Task objective = For the material that follows, list every line containing the word "this".
***
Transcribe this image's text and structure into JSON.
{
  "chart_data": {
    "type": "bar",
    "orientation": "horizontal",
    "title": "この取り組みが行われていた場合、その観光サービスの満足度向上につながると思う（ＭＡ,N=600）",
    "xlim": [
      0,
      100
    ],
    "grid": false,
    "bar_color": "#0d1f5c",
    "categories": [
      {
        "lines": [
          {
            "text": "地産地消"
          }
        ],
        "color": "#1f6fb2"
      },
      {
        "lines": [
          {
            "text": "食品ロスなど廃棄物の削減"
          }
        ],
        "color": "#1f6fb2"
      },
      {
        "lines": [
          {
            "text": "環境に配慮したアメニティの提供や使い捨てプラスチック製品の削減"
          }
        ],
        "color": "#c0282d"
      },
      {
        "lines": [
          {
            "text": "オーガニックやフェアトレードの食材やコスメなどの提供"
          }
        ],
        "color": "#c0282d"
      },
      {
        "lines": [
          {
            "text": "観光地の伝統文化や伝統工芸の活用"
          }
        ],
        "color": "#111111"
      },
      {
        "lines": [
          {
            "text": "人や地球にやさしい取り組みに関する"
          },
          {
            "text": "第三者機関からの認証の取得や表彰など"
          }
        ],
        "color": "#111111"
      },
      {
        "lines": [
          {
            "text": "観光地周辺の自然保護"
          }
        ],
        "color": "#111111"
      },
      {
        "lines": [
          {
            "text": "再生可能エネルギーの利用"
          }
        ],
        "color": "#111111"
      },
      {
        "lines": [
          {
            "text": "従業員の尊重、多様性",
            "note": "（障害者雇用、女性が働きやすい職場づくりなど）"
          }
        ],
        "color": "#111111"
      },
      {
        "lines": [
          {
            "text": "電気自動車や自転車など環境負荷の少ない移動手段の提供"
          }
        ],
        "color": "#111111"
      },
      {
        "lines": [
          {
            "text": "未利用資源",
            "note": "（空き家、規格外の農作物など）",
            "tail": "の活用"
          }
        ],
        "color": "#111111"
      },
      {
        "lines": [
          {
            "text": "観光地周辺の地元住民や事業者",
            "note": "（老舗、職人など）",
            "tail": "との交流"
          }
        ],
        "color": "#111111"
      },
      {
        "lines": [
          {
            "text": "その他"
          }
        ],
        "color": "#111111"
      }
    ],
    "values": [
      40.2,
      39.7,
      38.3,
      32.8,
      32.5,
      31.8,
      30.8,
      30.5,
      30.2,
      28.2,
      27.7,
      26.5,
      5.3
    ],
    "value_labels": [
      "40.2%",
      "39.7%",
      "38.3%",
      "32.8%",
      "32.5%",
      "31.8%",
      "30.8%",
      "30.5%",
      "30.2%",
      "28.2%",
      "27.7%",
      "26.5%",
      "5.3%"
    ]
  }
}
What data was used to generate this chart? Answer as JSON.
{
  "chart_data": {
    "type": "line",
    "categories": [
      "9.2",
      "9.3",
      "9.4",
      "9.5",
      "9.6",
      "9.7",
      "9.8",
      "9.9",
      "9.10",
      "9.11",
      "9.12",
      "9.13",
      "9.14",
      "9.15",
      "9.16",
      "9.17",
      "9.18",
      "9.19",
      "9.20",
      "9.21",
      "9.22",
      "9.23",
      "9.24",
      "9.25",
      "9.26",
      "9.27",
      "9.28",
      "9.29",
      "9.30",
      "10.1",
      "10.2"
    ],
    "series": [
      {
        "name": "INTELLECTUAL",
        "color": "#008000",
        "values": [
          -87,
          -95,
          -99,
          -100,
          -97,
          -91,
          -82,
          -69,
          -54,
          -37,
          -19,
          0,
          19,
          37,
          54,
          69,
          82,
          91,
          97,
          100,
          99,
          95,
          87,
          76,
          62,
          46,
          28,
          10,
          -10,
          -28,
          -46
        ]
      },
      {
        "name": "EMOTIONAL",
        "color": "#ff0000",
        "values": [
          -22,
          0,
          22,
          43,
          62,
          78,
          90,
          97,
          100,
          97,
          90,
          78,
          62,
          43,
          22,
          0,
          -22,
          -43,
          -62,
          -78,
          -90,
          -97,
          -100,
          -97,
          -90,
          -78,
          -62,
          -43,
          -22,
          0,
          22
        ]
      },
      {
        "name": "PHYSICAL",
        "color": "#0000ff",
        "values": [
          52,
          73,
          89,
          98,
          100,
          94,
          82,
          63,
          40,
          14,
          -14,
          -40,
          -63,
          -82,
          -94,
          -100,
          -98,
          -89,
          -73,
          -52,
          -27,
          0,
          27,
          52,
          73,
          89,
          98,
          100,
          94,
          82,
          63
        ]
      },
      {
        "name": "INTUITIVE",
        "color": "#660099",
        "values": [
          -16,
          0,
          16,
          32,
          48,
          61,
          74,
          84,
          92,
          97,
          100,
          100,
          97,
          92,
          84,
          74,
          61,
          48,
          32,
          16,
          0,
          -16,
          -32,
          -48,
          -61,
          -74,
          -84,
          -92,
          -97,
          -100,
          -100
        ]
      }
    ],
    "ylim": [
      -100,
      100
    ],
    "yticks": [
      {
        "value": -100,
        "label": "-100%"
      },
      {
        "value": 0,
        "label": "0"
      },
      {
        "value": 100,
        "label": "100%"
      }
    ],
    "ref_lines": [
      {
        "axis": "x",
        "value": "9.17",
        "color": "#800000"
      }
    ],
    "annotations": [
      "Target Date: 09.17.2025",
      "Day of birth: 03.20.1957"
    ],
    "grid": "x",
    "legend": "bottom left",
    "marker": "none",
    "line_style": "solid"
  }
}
***
Expected output =
Transcribe this image's text and structure into JSON.
What data was used to generate this chart? Answer as JSON.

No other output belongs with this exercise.